▶ RECORDS FOR PROCESSING:
########
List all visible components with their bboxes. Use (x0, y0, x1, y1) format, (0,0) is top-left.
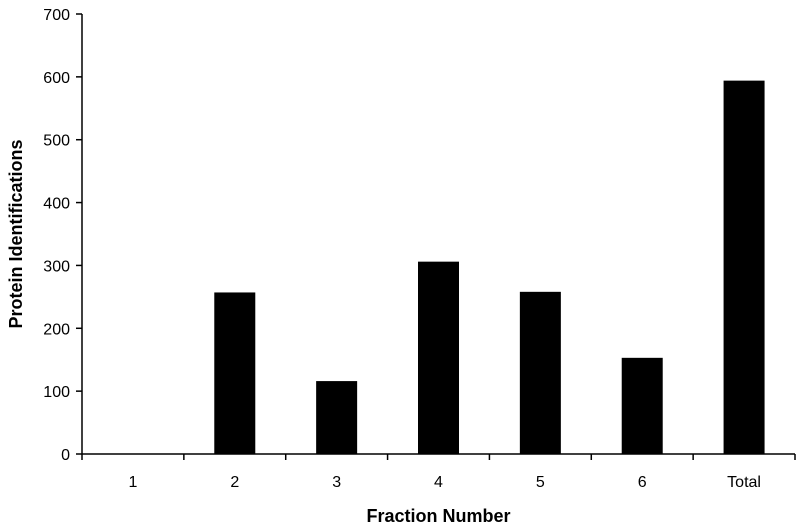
y-tick-label: 600 (43, 70, 70, 87)
y-tick-label: 200 (43, 321, 70, 338)
bar-total (723, 80, 765, 454)
x-tick-label: 3 (332, 474, 341, 491)
bar-6 (621, 357, 663, 454)
bar-5 (519, 291, 561, 454)
x-axis-title: Fraction Number (366, 506, 510, 526)
y-axis: 0 100 200 300 400 500 600 700 (43, 7, 83, 464)
x-tick-label: 1 (128, 474, 137, 491)
bars (214, 80, 765, 454)
x-tick-label: 2 (230, 474, 239, 491)
y-tick-label: 300 (43, 258, 70, 275)
x-tick-label: 5 (536, 474, 545, 491)
y-axis-title: Protein Identifications (6, 139, 26, 328)
y-tick-label: 100 (43, 384, 70, 401)
y-tick-label: 0 (61, 447, 70, 464)
x-axis: 1 2 3 4 5 6 Total (81, 453, 796, 491)
bar-3 (316, 381, 358, 454)
y-tick-label: 500 (43, 133, 70, 150)
y-tick-label: 700 (43, 7, 70, 24)
y-tick-label: 400 (43, 196, 70, 213)
bar-2 (214, 292, 256, 454)
x-tick-label: 4 (434, 474, 443, 491)
x-tick-label: Total (727, 474, 761, 491)
x-tick-label: 6 (638, 474, 647, 491)
bar-4 (418, 261, 459, 454)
########
▶ PROBLEM DETAILS: When a record holds a picture, leave that picture out; copy the rest verbatim.

▶ SOLUTION TO THIS EXERCISE:
List all visible components with their bboxes. Use (x0, y0, x1, y1) format, (0,0) is top-left.
y-tick-label: 600 (43, 70, 70, 87)
y-tick-label: 200 (43, 321, 70, 338)
bar-total (723, 80, 765, 454)
x-tick-label: 3 (332, 474, 341, 491)
bar-6 (621, 357, 663, 454)
bar-5 (519, 291, 561, 454)
x-axis-title: Fraction Number (366, 506, 510, 526)
y-axis: 0 100 200 300 400 500 600 700 (43, 7, 83, 464)
x-tick-label: 1 (128, 474, 137, 491)
bars (214, 80, 765, 454)
x-tick-label: 2 (230, 474, 239, 491)
y-tick-label: 300 (43, 258, 70, 275)
x-tick-label: 5 (536, 474, 545, 491)
y-axis-title: Protein Identifications (6, 139, 26, 328)
y-tick-label: 100 (43, 384, 70, 401)
y-tick-label: 0 (61, 447, 70, 464)
x-axis: 1 2 3 4 5 6 Total (81, 453, 796, 491)
bar-3 (316, 381, 358, 454)
y-tick-label: 500 (43, 133, 70, 150)
y-tick-label: 700 (43, 7, 70, 24)
y-tick-label: 400 (43, 196, 70, 213)
bar-2 (214, 292, 256, 454)
x-tick-label: 4 (434, 474, 443, 491)
x-tick-label: Total (727, 474, 761, 491)
x-tick-label: 6 (638, 474, 647, 491)
bar-4 (418, 261, 459, 454)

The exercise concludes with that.